* _SET EXERCISE_
Take the entries below and print all of them exactly, please.

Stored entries
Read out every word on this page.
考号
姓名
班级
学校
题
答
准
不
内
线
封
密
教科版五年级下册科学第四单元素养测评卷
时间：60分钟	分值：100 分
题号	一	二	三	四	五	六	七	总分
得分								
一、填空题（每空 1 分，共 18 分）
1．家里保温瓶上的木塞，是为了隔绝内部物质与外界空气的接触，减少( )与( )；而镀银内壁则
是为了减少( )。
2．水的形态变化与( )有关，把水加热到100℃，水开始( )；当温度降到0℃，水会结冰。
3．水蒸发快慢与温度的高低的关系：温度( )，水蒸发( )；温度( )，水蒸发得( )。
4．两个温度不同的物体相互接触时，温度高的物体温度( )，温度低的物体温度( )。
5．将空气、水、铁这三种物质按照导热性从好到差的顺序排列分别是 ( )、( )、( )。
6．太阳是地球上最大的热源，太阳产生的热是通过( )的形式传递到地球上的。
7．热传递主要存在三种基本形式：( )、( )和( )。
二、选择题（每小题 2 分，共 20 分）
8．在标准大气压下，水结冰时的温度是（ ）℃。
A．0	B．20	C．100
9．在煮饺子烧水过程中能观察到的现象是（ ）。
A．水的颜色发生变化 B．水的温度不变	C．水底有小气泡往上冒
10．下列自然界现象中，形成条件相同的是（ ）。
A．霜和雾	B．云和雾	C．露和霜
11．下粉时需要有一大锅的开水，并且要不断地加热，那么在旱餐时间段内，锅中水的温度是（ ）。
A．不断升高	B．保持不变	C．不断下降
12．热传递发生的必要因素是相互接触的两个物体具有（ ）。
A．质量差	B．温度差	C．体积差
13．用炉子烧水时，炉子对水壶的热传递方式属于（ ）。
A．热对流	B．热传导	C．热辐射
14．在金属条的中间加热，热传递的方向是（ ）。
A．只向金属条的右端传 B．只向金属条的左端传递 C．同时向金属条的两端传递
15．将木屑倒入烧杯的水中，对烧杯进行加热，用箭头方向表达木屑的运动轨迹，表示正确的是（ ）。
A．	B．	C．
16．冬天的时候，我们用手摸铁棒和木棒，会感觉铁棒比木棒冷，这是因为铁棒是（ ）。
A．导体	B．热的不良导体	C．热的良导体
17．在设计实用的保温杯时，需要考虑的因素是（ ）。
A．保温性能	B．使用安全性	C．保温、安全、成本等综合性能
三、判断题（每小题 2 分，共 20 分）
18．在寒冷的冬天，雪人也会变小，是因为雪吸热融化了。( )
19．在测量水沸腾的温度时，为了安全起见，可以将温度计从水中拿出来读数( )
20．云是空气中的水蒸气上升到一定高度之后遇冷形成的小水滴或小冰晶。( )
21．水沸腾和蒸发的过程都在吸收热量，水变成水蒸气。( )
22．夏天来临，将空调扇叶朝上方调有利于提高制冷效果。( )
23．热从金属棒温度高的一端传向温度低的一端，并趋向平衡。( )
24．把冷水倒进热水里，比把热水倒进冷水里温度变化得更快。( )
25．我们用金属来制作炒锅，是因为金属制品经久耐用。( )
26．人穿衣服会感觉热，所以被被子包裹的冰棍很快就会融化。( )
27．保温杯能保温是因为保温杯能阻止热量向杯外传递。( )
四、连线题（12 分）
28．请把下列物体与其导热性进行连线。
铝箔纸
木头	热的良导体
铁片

* _RESPONSE_
Read out every word on this page.
考号
姓名
班级
学校
题
答
准
不
内
线
封
密
教科版五年级下册科学第四单元素养测评卷
时间：60分钟	分值：100 分
题号	一	二	三	四	五	六	七	总分
得分								
一、填空题（每空 1 分，共 18 分）
1．家里保温瓶上的木塞，是为了隔绝内部物质与外界空气的接触，减少( )与( )；而镀银内壁则
是为了减少( )。
2．水的形态变化与( )有关，把水加热到100℃，水开始( )；当温度降到0℃，水会结冰。
3．水蒸发快慢与温度的高低的关系：温度( )，水蒸发( )；温度( )，水蒸发得( )。
4．两个温度不同的物体相互接触时，温度高的物体温度( )，温度低的物体温度( )。
5．将空气、水、铁这三种物质按照导热性从好到差的顺序排列分别是 ( )、( )、( )。
6．太阳是地球上最大的热源，太阳产生的热是通过( )的形式传递到地球上的。
7．热传递主要存在三种基本形式：( )、( )和( )。
二、选择题（每小题 2 分，共 20 分）
8．在标准大气压下，水结冰时的温度是（ ）℃。
A．0	B．20	C．100
9．在煮饺子烧水过程中能观察到的现象是（ ）。
A．水的颜色发生变化 B．水的温度不变	C．水底有小气泡往上冒
10．下列自然界现象中，形成条件相同的是（ ）。
A．霜和雾	B．云和雾	C．露和霜
11．下粉时需要有一大锅的开水，并且要不断地加热，那么在旱餐时间段内，锅中水的温度是（ ）。
A．不断升高	B．保持不变	C．不断下降
12．热传递发生的必要因素是相互接触的两个物体具有（ ）。
A．质量差	B．温度差	C．体积差
13．用炉子烧水时，炉子对水壶的热传递方式属于（ ）。
A．热对流	B．热传导	C．热辐射
14．在金属条的中间加热，热传递的方向是（ ）。
A．只向金属条的右端传 B．只向金属条的左端传递 C．同时向金属条的两端传递
15．将木屑倒入烧杯的水中，对烧杯进行加热，用箭头方向表达木屑的运动轨迹，表示正确的是（ ）。
A．	B．	C．
16．冬天的时候，我们用手摸铁棒和木棒，会感觉铁棒比木棒冷，这是因为铁棒是（ ）。
A．导体	B．热的不良导体	C．热的良导体
17．在设计实用的保温杯时，需要考虑的因素是（ ）。
A．保温性能	B．使用安全性	C．保温、安全、成本等综合性能
三、判断题（每小题 2 分，共 20 分）
18．在寒冷的冬天，雪人也会变小，是因为雪吸热融化了。( )
19．在测量水沸腾的温度时，为了安全起见，可以将温度计从水中拿出来读数( )
20．云是空气中的水蒸气上升到一定高度之后遇冷形成的小水滴或小冰晶。( )
21．水沸腾和蒸发的过程都在吸收热量，水变成水蒸气。( )
22．夏天来临，将空调扇叶朝上方调有利于提高制冷效果。( )
23．热从金属棒温度高的一端传向温度低的一端，并趋向平衡。( )
24．把冷水倒进热水里，比把热水倒进冷水里温度变化得更快。( )
25．我们用金属来制作炒锅，是因为金属制品经久耐用。( )
26．人穿衣服会感觉热，所以被被子包裹的冰棍很快就会融化。( )
27．保温杯能保温是因为保温杯能阻止热量向杯外传递。( )
四、连线题（12 分）
28．请把下列物体与其导热性进行连线。
铝箔纸
木头	热的良导体
铁片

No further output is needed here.